▶ _Aim of the exercise_
What is needed is a faithful copy of all the entries, with no pictures in it.

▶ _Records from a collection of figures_
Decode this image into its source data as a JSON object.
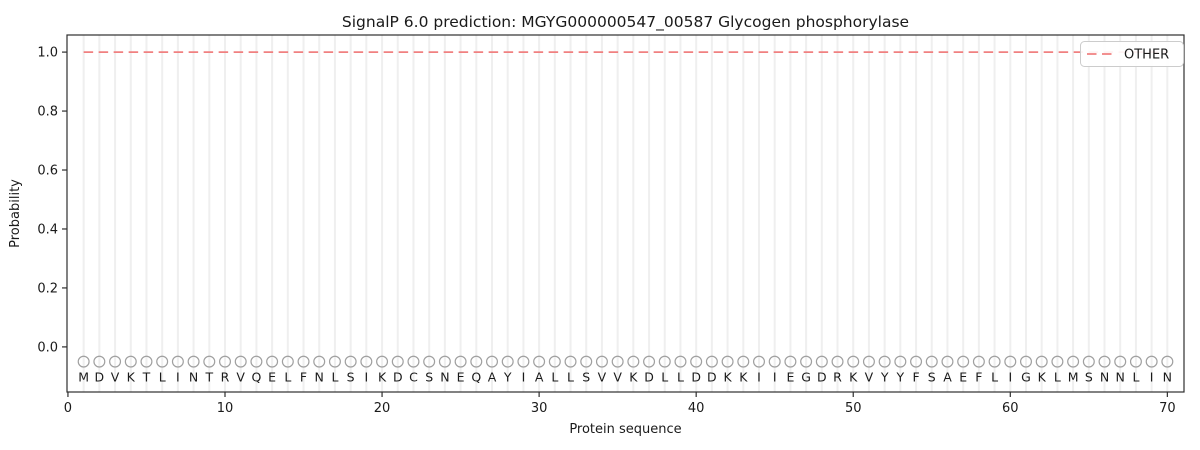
{
  "chart_data": {
    "type": "line",
    "title": "SignalP 6.0 prediction: MGYG000000547_00587 Glycogen phosphorylase",
    "xlabel": "Protein sequence",
    "ylabel": "Probability",
    "xlim": [
      -0.06,
      71.06
    ],
    "ylim": [
      -0.153,
      1.058
    ],
    "xticks": [
      0,
      10,
      20,
      30,
      40,
      50,
      60,
      70
    ],
    "yticks": [
      0,
      0.2,
      0.4,
      0.6,
      0.8,
      1.0
    ],
    "yticklabels": [
      "0.0",
      "0.2",
      "0.4",
      "0.6",
      "0.8",
      "1.0"
    ],
    "grid": {
      "vertical_per_residue": true,
      "horizontal": false
    },
    "legend": {
      "position": "upper-right",
      "label": "OTHER"
    },
    "series": [
      {
        "name": "OTHER",
        "line_style": "dashed",
        "color": "#f08080",
        "x_start": 1,
        "x_end": 70,
        "constant_y": 1.0
      }
    ],
    "sequence": {
      "marker": "open-circle",
      "marker_y": -0.05,
      "letters_y": -0.102,
      "letters": [
        "M",
        "D",
        "V",
        "K",
        "T",
        "L",
        "I",
        "N",
        "T",
        "R",
        "V",
        "Q",
        "E",
        "L",
        "F",
        "N",
        "L",
        "S",
        "I",
        "K",
        "D",
        "C",
        "S",
        "N",
        "E",
        "Q",
        "A",
        "Y",
        "I",
        "A",
        "L",
        "L",
        "S",
        "V",
        "V",
        "K",
        "D",
        "L",
        "L",
        "D",
        "D",
        "K",
        "K",
        "I",
        "I",
        "E",
        "G",
        "D",
        "R",
        "K",
        "V",
        "Y",
        "Y",
        "F",
        "S",
        "A",
        "E",
        "F",
        "L",
        "I",
        "G",
        "K",
        "L",
        "M",
        "S",
        "N",
        "N",
        "L",
        "I",
        "N"
      ]
    }
  },
  "colors": {
    "series_other": "#f08080",
    "grid": "#efefef",
    "marker": "#a0a0a0",
    "spine": "#2e2e2e",
    "text": "#1a1a1a",
    "legend_border": "#cccccc",
    "background": "#ffffff"
  }
}
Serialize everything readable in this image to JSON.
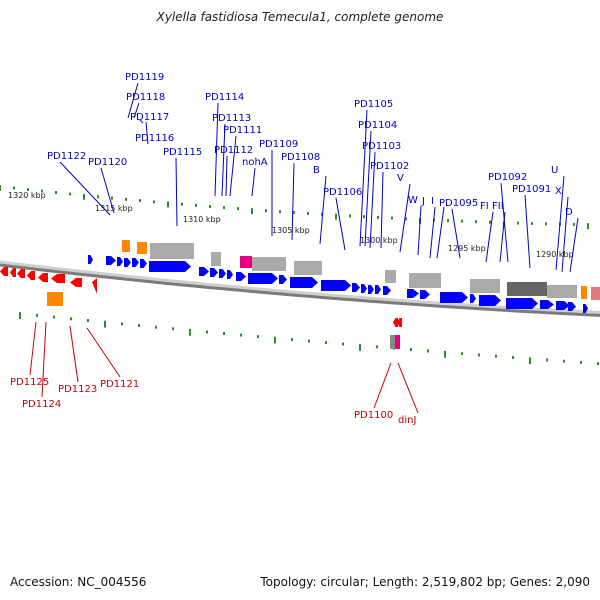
{
  "title": "Xylella fastidiosa Temecula1, complete genome",
  "footer": {
    "accession": "Accession: NC_004556",
    "topology": "Topology: circular; Length: 2,519,802 bp; Genes: 2,090"
  },
  "colors": {
    "forward_gene": "#0000ff",
    "reverse_gene": "#ff0000",
    "forward_label": "#0000cc",
    "reverse_label": "#cc0000",
    "feature_gray": "#aaaaaa",
    "feature_orange": "#ff8800",
    "feature_magenta": "#e6007e",
    "ruler_tick": "#2e8b2e",
    "backbone": "#888888"
  },
  "scale_labels": [
    "1320 kbp",
    "1315 kbp",
    "1310 kbp",
    "1305 kbp",
    "1300 kbp",
    "1295 kbp",
    "1290 kbp"
  ],
  "forward_labels": [
    "PD1119",
    "PD1118",
    "PD1117",
    "PD1116",
    "PD1114",
    "PD1113",
    "PD1111",
    "PD1112",
    "nohA",
    "PD1115",
    "PD1122",
    "PD1120",
    "PD1109",
    "PD1108",
    "B",
    "PD1105",
    "PD1104",
    "PD1103",
    "PD1102",
    "V",
    "PD1106",
    "W",
    "J",
    "I",
    "PD1095",
    "FI",
    "FII",
    "PD1092",
    "PD1091",
    "U",
    "X",
    "D"
  ],
  "reverse_labels": [
    "PD1125",
    "PD1124",
    "PD1123",
    "PD1121",
    "PD1100",
    "dinJ"
  ]
}
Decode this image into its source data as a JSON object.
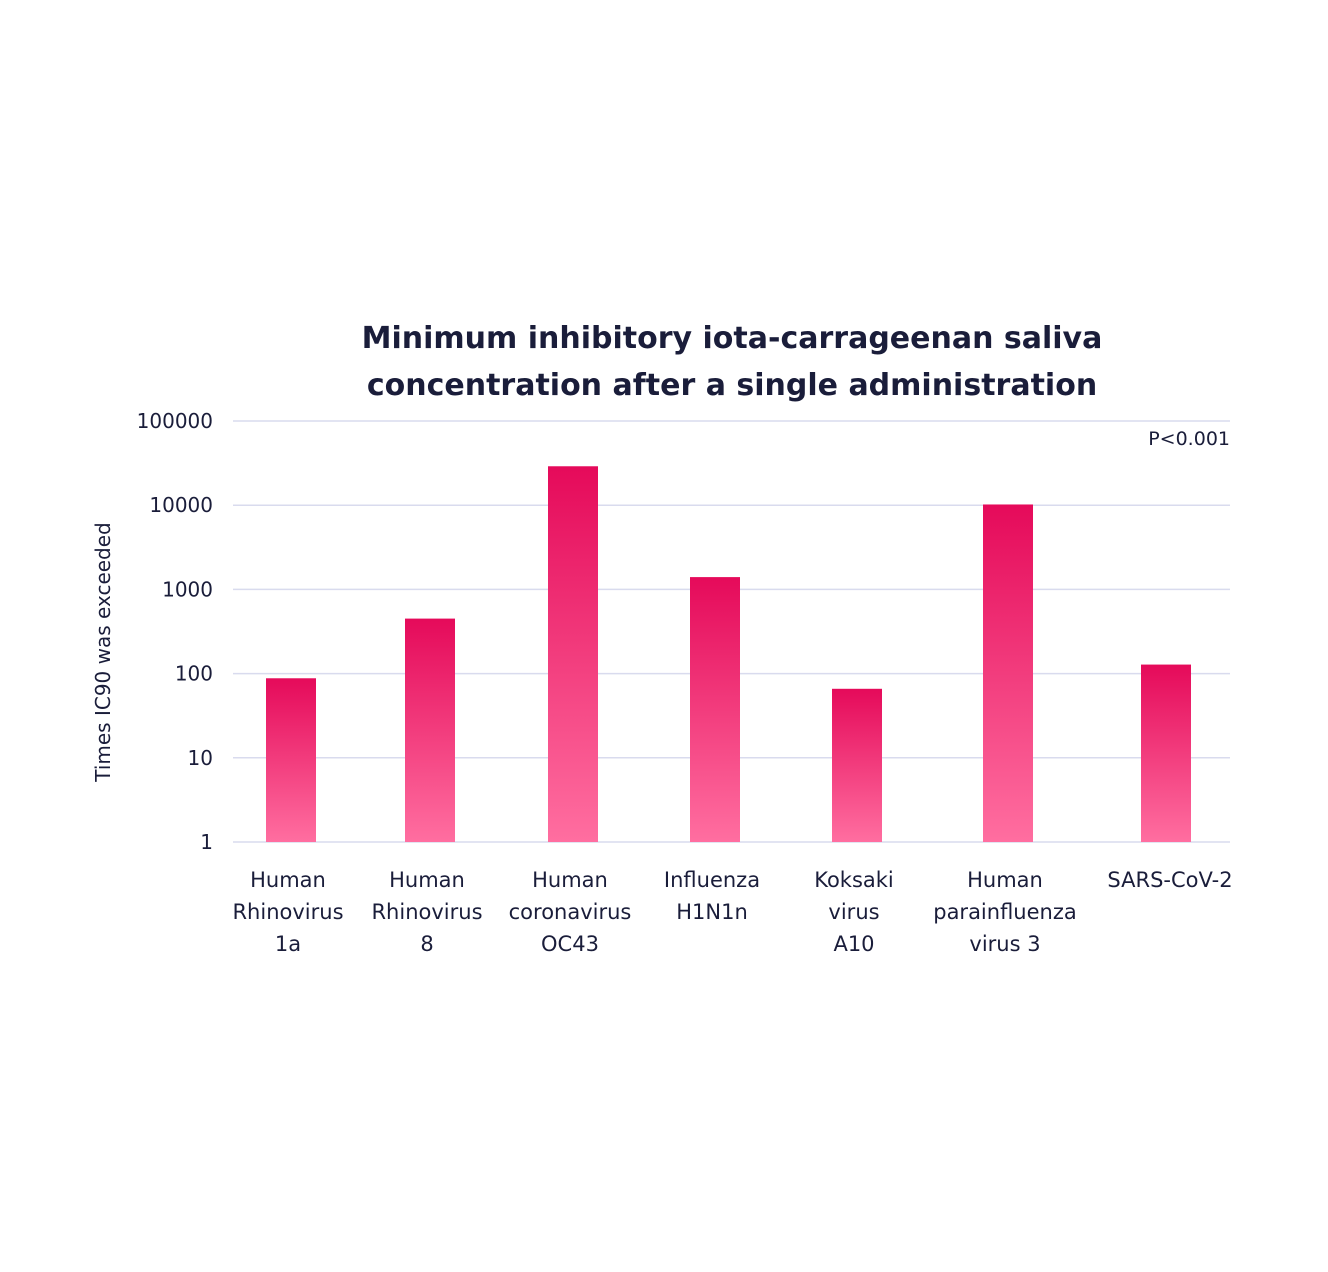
{
  "chart_data": {
    "type": "bar",
    "title_lines": [
      "Minimum inhibitory iota-carrageenan saliva",
      "concentration after a single administration"
    ],
    "ylabel": "Times IC90 was exceeded",
    "xlabel": "",
    "yscale": "log",
    "ylim": [
      1,
      100000
    ],
    "yticks": [
      "1",
      "10",
      "100",
      "1000",
      "10000",
      "100000"
    ],
    "categories": [
      [
        "Human",
        "Rhinovirus",
        "1a"
      ],
      [
        "Human",
        "Rhinovirus",
        "8"
      ],
      [
        "Human",
        "coronavirus",
        "OC43"
      ],
      [
        "Influenza",
        "H1N1n"
      ],
      [
        "Koksaki",
        "virus",
        "A10"
      ],
      [
        "Human",
        "parainfluenza",
        "virus 3"
      ],
      [
        "SARS-CoV-2"
      ]
    ],
    "values": [
      88,
      450,
      29000,
      1400,
      66,
      10200,
      128
    ],
    "annotation": "P<0.001",
    "grid": true,
    "colors": {
      "bar_top": "#e50a5a",
      "bar_bottom": "#ff6ea0",
      "grid": "#d9dbee",
      "text": "#1a1d3a"
    }
  }
}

▶ _Response area_
Decode this image into its source data as a JSON object.
{
  "chart_data": {
    "type": "line",
    "title": "SignalP 6.0 prediction: MGYG000000547_00587 Glycogen phosphorylase",
    "xlabel": "Protein sequence",
    "ylabel": "Probability",
    "xlim": [
      -0.06,
      71.06
    ],
    "ylim": [
      -0.153,
      1.058
    ],
    "xticks": [
      0,
      10,
      20,
      30,
      40,
      50,
      60,
      70
    ],
    "yticks": [
      0,
      0.2,
      0.4,
      0.6,
      0.8,
      1.0
    ],
    "yticklabels": [
      "0.0",
      "0.2",
      "0.4",
      "0.6",
      "0.8",
      "1.0"
    ],
    "grid": {
      "vertical_per_residue": true,
      "horizontal": false
    },
    "legend": {
      "position": "upper-right",
      "label": "OTHER"
    },
    "series": [
      {
        "name": "OTHER",
        "line_style": "dashed",
        "color": "#f08080",
        "x_start": 1,
        "x_end": 70,
        "constant_y": 1.0
      }
    ],
    "sequence": {
      "marker": "open-circle",
      "marker_y": -0.05,
      "letters_y": -0.102,
      "letters": [
        "M",
        "D",
        "V",
        "K",
        "T",
        "L",
        "I",
        "N",
        "T",
        "R",
        "V",
        "Q",
        "E",
        "L",
        "F",
        "N",
        "L",
        "S",
        "I",
        "K",
        "D",
        "C",
        "S",
        "N",
        "E",
        "Q",
        "A",
        "Y",
        "I",
        "A",
        "L",
        "L",
        "S",
        "V",
        "V",
        "K",
        "D",
        "L",
        "L",
        "D",
        "D",
        "K",
        "K",
        "I",
        "I",
        "E",
        "G",
        "D",
        "R",
        "K",
        "V",
        "Y",
        "Y",
        "F",
        "S",
        "A",
        "E",
        "F",
        "L",
        "I",
        "G",
        "K",
        "L",
        "M",
        "S",
        "N",
        "N",
        "L",
        "I",
        "N"
      ]
    }
  },
  "colors": {
    "series_other": "#f08080",
    "grid": "#efefef",
    "marker": "#a0a0a0",
    "spine": "#2e2e2e",
    "text": "#1a1a1a",
    "legend_border": "#cccccc",
    "background": "#ffffff"
  }
}
Serialize everything readable in this image to JSON.
{
  "title": "Xylella fastidiosa Temecula1, complete genome",
  "footer": {
    "accession": "Accession: NC_004556",
    "topology": "Topology: circular; Length: 2,519,802 bp; Genes: 2,090"
  },
  "colors": {
    "forward_gene": "#0000ff",
    "reverse_gene": "#ff0000",
    "forward_label": "#0000cc",
    "reverse_label": "#cc0000",
    "feature_gray": "#aaaaaa",
    "feature_orange": "#ff8800",
    "feature_magenta": "#e6007e",
    "ruler_tick": "#2e8b2e",
    "backbone": "#888888"
  },
  "scale_labels": [
    "1320 kbp",
    "1315 kbp",
    "1310 kbp",
    "1305 kbp",
    "1300 kbp",
    "1295 kbp",
    "1290 kbp"
  ],
  "forward_labels": [
    "PD1119",
    "PD1118",
    "PD1117",
    "PD1116",
    "PD1114",
    "PD1113",
    "PD1111",
    "PD1112",
    "nohA",
    "PD1115",
    "PD1122",
    "PD1120",
    "PD1109",
    "PD1108",
    "B",
    "PD1105",
    "PD1104",
    "PD1103",
    "PD1102",
    "V",
    "PD1106",
    "W",
    "J",
    "I",
    "PD1095",
    "FI",
    "FII",
    "PD1092",
    "PD1091",
    "U",
    "X",
    "D"
  ],
  "reverse_labels": [
    "PD1125",
    "PD1124",
    "PD1123",
    "PD1121",
    "PD1100",
    "dinJ"
  ]
}
Decode this image into its source data as a JSON object.
{
  "chart_data": {
    "type": "bar",
    "title_lines": [
      "Minimum inhibitory iota-carrageenan saliva",
      "concentration after a single administration"
    ],
    "ylabel": "Times IC90 was exceeded",
    "xlabel": "",
    "yscale": "log",
    "ylim": [
      1,
      100000
    ],
    "yticks": [
      "1",
      "10",
      "100",
      "1000",
      "10000",
      "100000"
    ],
    "categories": [
      [
        "Human",
        "Rhinovirus",
        "1a"
      ],
      [
        "Human",
        "Rhinovirus",
        "8"
      ],
      [
        "Human",
        "coronavirus",
        "OC43"
      ],
      [
        "Influenza",
        "H1N1n"
      ],
      [
        "Koksaki",
        "virus",
        "A10"
      ],
      [
        "Human",
        "parainfluenza",
        "virus 3"
      ],
      [
        "SARS-CoV-2"
      ]
    ],
    "values": [
      88,
      450,
      29000,
      1400,
      66,
      10200,
      128
    ],
    "annotation": "P<0.001",
    "grid": true,
    "colors": {
      "bar_top": "#e50a5a",
      "bar_bottom": "#ff6ea0",
      "grid": "#d9dbee",
      "text": "#1a1d3a"
    }
  }
}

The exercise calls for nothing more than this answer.